- Requirements: Reproduce all of the data exactly, with no line skipped.

- Provided entries:
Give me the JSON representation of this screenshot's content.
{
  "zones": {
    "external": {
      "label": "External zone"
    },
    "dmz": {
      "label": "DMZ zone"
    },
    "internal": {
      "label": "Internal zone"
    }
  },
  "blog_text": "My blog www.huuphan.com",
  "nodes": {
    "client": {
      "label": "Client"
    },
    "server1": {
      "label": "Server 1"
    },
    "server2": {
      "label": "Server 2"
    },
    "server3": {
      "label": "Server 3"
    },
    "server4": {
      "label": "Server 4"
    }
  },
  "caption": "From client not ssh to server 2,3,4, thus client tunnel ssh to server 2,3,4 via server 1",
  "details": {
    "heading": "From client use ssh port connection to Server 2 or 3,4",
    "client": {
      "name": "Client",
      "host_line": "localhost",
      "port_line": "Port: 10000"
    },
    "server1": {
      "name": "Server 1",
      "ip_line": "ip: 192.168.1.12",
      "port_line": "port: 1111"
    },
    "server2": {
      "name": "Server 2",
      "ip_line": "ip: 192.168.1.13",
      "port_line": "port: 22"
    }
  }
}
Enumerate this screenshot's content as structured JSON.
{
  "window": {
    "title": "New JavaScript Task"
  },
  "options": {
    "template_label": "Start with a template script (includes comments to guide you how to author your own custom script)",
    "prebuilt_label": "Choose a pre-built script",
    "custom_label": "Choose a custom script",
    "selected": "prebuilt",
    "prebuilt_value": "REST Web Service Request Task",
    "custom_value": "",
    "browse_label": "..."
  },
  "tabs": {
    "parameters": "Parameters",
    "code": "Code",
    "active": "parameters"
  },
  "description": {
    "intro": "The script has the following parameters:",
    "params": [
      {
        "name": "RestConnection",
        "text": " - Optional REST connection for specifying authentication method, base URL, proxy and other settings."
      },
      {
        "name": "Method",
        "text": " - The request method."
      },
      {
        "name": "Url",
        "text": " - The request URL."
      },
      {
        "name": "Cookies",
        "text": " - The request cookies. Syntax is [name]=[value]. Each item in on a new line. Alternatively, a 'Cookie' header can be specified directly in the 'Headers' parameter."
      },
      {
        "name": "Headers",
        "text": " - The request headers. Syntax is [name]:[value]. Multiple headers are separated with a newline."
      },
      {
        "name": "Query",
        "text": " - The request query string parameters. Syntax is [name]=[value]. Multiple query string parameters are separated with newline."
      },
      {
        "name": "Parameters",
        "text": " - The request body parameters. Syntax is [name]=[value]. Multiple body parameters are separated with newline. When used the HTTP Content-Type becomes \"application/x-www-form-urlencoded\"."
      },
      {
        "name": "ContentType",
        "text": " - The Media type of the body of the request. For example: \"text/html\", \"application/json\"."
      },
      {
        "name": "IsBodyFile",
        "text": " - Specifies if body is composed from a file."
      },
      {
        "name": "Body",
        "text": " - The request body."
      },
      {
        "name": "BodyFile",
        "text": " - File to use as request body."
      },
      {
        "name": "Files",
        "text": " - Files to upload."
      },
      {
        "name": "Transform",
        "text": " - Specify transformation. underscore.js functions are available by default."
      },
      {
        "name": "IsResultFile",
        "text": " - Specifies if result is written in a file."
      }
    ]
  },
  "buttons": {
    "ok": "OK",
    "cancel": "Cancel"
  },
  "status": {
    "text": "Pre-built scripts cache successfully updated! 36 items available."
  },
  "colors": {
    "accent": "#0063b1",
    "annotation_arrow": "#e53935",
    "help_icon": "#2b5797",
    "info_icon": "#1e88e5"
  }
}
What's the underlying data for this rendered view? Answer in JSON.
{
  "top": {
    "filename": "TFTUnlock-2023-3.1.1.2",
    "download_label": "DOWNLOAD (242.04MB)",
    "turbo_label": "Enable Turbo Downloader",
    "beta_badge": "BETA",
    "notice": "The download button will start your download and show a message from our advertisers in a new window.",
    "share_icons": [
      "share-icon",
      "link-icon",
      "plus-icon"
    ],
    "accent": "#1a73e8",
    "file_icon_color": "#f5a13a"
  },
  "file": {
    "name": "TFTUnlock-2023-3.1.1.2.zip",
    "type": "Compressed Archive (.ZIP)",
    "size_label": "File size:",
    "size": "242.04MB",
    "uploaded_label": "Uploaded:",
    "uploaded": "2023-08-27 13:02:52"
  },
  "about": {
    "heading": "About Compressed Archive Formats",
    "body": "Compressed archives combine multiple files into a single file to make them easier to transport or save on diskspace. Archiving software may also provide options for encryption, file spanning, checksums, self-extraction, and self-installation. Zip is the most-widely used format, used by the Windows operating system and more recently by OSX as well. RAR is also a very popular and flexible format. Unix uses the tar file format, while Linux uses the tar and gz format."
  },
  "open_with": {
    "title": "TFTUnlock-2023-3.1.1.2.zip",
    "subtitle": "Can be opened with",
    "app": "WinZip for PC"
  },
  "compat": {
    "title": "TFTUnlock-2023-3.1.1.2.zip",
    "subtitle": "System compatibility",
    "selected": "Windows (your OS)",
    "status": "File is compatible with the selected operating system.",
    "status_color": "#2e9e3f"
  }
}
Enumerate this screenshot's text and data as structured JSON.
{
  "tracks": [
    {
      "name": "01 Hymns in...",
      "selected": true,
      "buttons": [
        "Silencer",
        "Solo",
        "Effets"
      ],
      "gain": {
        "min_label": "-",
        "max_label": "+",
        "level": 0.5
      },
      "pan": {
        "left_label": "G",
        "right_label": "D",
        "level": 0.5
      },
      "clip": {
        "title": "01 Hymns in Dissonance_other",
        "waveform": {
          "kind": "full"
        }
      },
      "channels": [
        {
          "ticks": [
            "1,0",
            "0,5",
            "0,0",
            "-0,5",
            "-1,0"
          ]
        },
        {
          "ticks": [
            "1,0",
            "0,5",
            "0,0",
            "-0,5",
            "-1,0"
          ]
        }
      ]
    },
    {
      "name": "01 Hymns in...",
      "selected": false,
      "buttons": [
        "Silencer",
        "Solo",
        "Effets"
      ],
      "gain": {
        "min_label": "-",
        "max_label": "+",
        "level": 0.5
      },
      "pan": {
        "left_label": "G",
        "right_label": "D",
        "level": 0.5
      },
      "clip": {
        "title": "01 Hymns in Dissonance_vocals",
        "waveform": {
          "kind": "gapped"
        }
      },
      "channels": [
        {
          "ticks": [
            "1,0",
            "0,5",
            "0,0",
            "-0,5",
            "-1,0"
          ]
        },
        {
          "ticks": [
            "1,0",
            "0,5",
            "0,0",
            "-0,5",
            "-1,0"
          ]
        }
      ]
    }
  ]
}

- Task answer:
Give me the JSON representation of this screenshot's content.
{
  "zones": {
    "external": {
      "label": "External zone"
    },
    "dmz": {
      "label": "DMZ zone"
    },
    "internal": {
      "label": "Internal zone"
    }
  },
  "blog_text": "My blog www.huuphan.com",
  "nodes": {
    "client": {
      "label": "Client"
    },
    "server1": {
      "label": "Server 1"
    },
    "server2": {
      "label": "Server 2"
    },
    "server3": {
      "label": "Server 3"
    },
    "server4": {
      "label": "Server 4"
    }
  },
  "caption": "From client not ssh to server 2,3,4, thus client tunnel ssh to server 2,3,4 via server 1",
  "details": {
    "heading": "From client use ssh port connection to Server 2 or 3,4",
    "client": {
      "name": "Client",
      "host_line": "localhost",
      "port_line": "Port: 10000"
    },
    "server1": {
      "name": "Server 1",
      "ip_line": "ip: 192.168.1.12",
      "port_line": "port: 1111"
    },
    "server2": {
      "name": "Server 2",
      "ip_line": "ip: 192.168.1.13",
      "port_line": "port: 22"
    }
  }
}
Enumerate this screenshot's content as structured JSON.
{
  "window": {
    "title": "New JavaScript Task"
  },
  "options": {
    "template_label": "Start with a template script (includes comments to guide you how to author your own custom script)",
    "prebuilt_label": "Choose a pre-built script",
    "custom_label": "Choose a custom script",
    "selected": "prebuilt",
    "prebuilt_value": "REST Web Service Request Task",
    "custom_value": "",
    "browse_label": "..."
  },
  "tabs": {
    "parameters": "Parameters",
    "code": "Code",
    "active": "parameters"
  },
  "description": {
    "intro": "The script has the following parameters:",
    "params": [
      {
        "name": "RestConnection",
        "text": " - Optional REST connection for specifying authentication method, base URL, proxy and other settings."
      },
      {
        "name": "Method",
        "text": " - The request method."
      },
      {
        "name": "Url",
        "text": " - The request URL."
      },
      {
        "name": "Cookies",
        "text": " - The request cookies. Syntax is [name]=[value]. Each item in on a new line. Alternatively, a 'Cookie' header can be specified directly in the 'Headers' parameter."
      },
      {
        "name": "Headers",
        "text": " - The request headers. Syntax is [name]:[value]. Multiple headers are separated with a newline."
      },
      {
        "name": "Query",
        "text": " - The request query string parameters. Syntax is [name]=[value]. Multiple query string parameters are separated with newline."
      },
      {
        "name": "Parameters",
        "text": " - The request body parameters. Syntax is [name]=[value]. Multiple body parameters are separated with newline. When used the HTTP Content-Type becomes \"application/x-www-form-urlencoded\"."
      },
      {
        "name": "ContentType",
        "text": " - The Media type of the body of the request. For example: \"text/html\", \"application/json\"."
      },
      {
        "name": "IsBodyFile",
        "text": " - Specifies if body is composed from a file."
      },
      {
        "name": "Body",
        "text": " - The request body."
      },
      {
        "name": "BodyFile",
        "text": " - File to use as request body."
      },
      {
        "name": "Files",
        "text": " - Files to upload."
      },
      {
        "name": "Transform",
        "text": " - Specify transformation. underscore.js functions are available by default."
      },
      {
        "name": "IsResultFile",
        "text": " - Specifies if result is written in a file."
      }
    ]
  },
  "buttons": {
    "ok": "OK",
    "cancel": "Cancel"
  },
  "status": {
    "text": "Pre-built scripts cache successfully updated! 36 items available."
  },
  "colors": {
    "accent": "#0063b1",
    "annotation_arrow": "#e53935",
    "help_icon": "#2b5797",
    "info_icon": "#1e88e5"
  }
}
What's the underlying data for this rendered view? Answer in JSON.
{
  "top": {
    "filename": "TFTUnlock-2023-3.1.1.2",
    "download_label": "DOWNLOAD (242.04MB)",
    "turbo_label": "Enable Turbo Downloader",
    "beta_badge": "BETA",
    "notice": "The download button will start your download and show a message from our advertisers in a new window.",
    "share_icons": [
      "share-icon",
      "link-icon",
      "plus-icon"
    ],
    "accent": "#1a73e8",
    "file_icon_color": "#f5a13a"
  },
  "file": {
    "name": "TFTUnlock-2023-3.1.1.2.zip",
    "type": "Compressed Archive (.ZIP)",
    "size_label": "File size:",
    "size": "242.04MB",
    "uploaded_label": "Uploaded:",
    "uploaded": "2023-08-27 13:02:52"
  },
  "about": {
    "heading": "About Compressed Archive Formats",
    "body": "Compressed archives combine multiple files into a single file to make them easier to transport or save on diskspace. Archiving software may also provide options for encryption, file spanning, checksums, self-extraction, and self-installation. Zip is the most-widely used format, used by the Windows operating system and more recently by OSX as well. RAR is also a very popular and flexible format. Unix uses the tar file format, while Linux uses the tar and gz format."
  },
  "open_with": {
    "title": "TFTUnlock-2023-3.1.1.2.zip",
    "subtitle": "Can be opened with",
    "app": "WinZip for PC"
  },
  "compat": {
    "title": "TFTUnlock-2023-3.1.1.2.zip",
    "subtitle": "System compatibility",
    "selected": "Windows (your OS)",
    "status": "File is compatible with the selected operating system.",
    "status_color": "#2e9e3f"
  }
}
Enumerate this screenshot's text and data as structured JSON.
{
  "tracks": [
    {
      "name": "01 Hymns in...",
      "selected": true,
      "buttons": [
        "Silencer",
        "Solo",
        "Effets"
      ],
      "gain": {
        "min_label": "-",
        "max_label": "+",
        "level": 0.5
      },
      "pan": {
        "left_label": "G",
        "right_label": "D",
        "level": 0.5
      },
      "clip": {
        "title": "01 Hymns in Dissonance_other",
        "waveform": {
          "kind": "full"
        }
      },
      "channels": [
        {
          "ticks": [
            "1,0",
            "0,5",
            "0,0",
            "-0,5",
            "-1,0"
          ]
        },
        {
          "ticks": [
            "1,0",
            "0,5",
            "0,0",
            "-0,5",
            "-1,0"
          ]
        }
      ]
    },
    {
      "name": "01 Hymns in...",
      "selected": false,
      "buttons": [
        "Silencer",
        "Solo",
        "Effets"
      ],
      "gain": {
        "min_label": "-",
        "max_label": "+",
        "level": 0.5
      },
      "pan": {
        "left_label": "G",
        "right_label": "D",
        "level": 0.5
      },
      "clip": {
        "title": "01 Hymns in Dissonance_vocals",
        "waveform": {
          "kind": "gapped"
        }
      },
      "channels": [
        {
          "ticks": [
            "1,0",
            "0,5",
            "0,0",
            "-0,5",
            "-1,0"
          ]
        },
        {
          "ticks": [
            "1,0",
            "0,5",
            "0,0",
            "-0,5",
            "-1,0"
          ]
        }
      ]
    }
  ]
}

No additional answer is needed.